→ **Goal of the exercise**: Find all lines in the records that include the word "Kundenberatung", and copy them out.

>> Start Material supplied

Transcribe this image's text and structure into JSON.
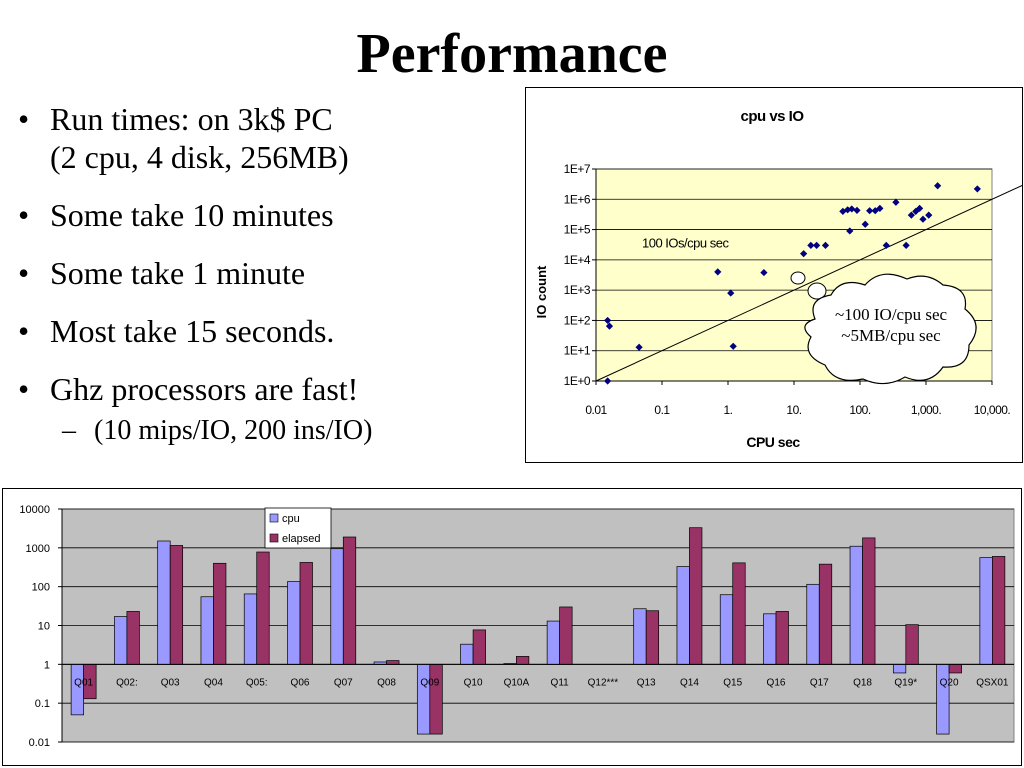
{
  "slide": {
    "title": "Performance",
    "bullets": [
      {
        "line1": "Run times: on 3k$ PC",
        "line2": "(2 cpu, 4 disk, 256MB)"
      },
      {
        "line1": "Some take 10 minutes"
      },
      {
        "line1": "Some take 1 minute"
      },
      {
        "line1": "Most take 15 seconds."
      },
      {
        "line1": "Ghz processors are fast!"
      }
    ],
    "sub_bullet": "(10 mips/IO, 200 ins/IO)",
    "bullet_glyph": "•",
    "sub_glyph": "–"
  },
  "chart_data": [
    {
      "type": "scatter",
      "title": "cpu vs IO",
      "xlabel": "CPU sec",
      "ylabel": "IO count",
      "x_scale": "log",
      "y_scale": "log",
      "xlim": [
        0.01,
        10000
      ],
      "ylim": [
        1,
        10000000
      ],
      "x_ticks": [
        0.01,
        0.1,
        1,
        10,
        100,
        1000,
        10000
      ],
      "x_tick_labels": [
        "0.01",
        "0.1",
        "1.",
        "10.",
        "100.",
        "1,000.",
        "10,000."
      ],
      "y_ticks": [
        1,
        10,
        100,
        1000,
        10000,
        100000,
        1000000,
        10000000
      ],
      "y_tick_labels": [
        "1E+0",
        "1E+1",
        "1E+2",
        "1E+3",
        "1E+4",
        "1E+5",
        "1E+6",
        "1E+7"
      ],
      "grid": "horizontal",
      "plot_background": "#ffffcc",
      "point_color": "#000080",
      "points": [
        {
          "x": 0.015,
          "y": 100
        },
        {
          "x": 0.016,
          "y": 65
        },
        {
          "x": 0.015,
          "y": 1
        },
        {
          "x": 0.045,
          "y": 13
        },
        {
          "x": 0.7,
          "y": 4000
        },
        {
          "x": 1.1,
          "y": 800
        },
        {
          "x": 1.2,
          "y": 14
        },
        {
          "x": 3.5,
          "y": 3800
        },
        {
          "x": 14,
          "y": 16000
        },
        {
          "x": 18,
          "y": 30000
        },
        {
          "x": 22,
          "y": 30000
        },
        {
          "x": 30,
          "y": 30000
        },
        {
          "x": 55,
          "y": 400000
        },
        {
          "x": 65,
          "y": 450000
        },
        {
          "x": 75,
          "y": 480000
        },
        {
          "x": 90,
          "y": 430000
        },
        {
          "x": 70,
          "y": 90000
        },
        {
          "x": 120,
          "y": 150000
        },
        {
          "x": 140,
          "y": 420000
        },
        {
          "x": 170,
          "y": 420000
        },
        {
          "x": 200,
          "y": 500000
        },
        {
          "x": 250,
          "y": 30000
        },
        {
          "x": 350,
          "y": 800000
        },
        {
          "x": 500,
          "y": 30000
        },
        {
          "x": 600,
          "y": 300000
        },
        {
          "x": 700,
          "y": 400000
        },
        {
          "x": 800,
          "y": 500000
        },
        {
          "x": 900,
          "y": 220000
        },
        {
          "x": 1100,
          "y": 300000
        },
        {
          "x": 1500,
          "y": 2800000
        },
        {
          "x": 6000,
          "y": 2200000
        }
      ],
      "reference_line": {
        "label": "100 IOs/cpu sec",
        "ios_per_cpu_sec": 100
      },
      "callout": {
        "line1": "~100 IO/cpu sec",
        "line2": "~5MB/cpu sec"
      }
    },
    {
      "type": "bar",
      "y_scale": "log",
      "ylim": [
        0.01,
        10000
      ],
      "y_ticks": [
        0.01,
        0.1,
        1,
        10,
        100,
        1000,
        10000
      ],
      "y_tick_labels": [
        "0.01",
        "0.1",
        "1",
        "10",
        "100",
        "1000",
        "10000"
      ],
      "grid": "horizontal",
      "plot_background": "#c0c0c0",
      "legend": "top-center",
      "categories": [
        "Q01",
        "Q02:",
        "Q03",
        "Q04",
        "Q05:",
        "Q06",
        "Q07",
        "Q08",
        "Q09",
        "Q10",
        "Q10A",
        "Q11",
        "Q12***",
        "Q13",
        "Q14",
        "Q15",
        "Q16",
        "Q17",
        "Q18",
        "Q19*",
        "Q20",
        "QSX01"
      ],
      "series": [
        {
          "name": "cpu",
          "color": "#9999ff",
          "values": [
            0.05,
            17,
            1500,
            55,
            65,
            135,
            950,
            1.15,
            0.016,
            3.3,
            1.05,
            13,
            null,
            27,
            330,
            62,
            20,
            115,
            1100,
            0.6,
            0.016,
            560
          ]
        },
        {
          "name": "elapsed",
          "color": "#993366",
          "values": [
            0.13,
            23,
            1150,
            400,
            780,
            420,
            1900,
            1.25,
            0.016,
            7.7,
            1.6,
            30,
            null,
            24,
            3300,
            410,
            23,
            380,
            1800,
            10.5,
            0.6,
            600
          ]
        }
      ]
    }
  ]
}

>> End Material supplied
>> Start Material supplied

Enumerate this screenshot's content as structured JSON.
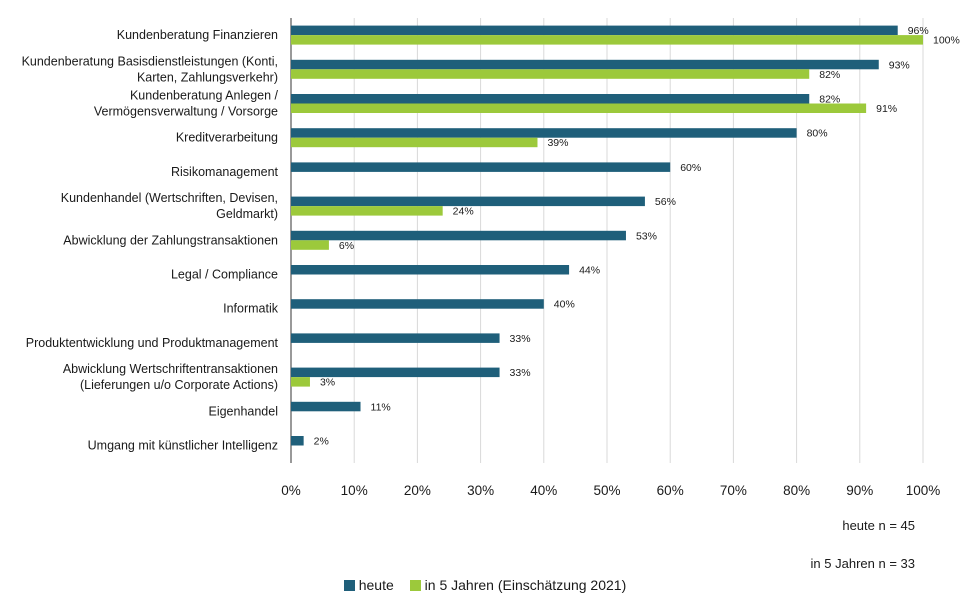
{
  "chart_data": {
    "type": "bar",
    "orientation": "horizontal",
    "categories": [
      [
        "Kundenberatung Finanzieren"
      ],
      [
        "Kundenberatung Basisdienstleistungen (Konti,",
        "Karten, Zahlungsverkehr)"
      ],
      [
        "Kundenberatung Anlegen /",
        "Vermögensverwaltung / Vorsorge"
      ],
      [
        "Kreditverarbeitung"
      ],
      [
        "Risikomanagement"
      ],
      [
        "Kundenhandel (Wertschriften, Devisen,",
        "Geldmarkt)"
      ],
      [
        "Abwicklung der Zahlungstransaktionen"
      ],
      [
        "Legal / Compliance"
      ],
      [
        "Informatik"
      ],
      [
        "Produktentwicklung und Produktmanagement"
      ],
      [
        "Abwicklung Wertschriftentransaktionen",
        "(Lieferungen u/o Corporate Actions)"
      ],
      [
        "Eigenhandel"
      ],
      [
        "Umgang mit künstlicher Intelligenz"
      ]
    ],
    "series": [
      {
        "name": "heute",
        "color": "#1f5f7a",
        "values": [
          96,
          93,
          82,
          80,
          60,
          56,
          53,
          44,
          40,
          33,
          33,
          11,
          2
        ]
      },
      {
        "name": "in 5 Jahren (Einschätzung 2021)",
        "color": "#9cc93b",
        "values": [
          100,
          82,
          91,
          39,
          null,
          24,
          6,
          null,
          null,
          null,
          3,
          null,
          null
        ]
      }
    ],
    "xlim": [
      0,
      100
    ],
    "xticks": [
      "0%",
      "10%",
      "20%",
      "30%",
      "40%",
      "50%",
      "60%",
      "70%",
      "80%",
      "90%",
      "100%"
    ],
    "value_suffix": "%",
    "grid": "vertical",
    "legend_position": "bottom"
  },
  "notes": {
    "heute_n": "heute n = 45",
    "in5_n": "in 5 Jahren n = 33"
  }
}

>> End Material supplied

→ **Response to the task**:
        "Kundenberatung Finanzieren"
        "Kundenberatung Basisdienstleistungen (Konti,",
        "Kundenberatung Anlegen /",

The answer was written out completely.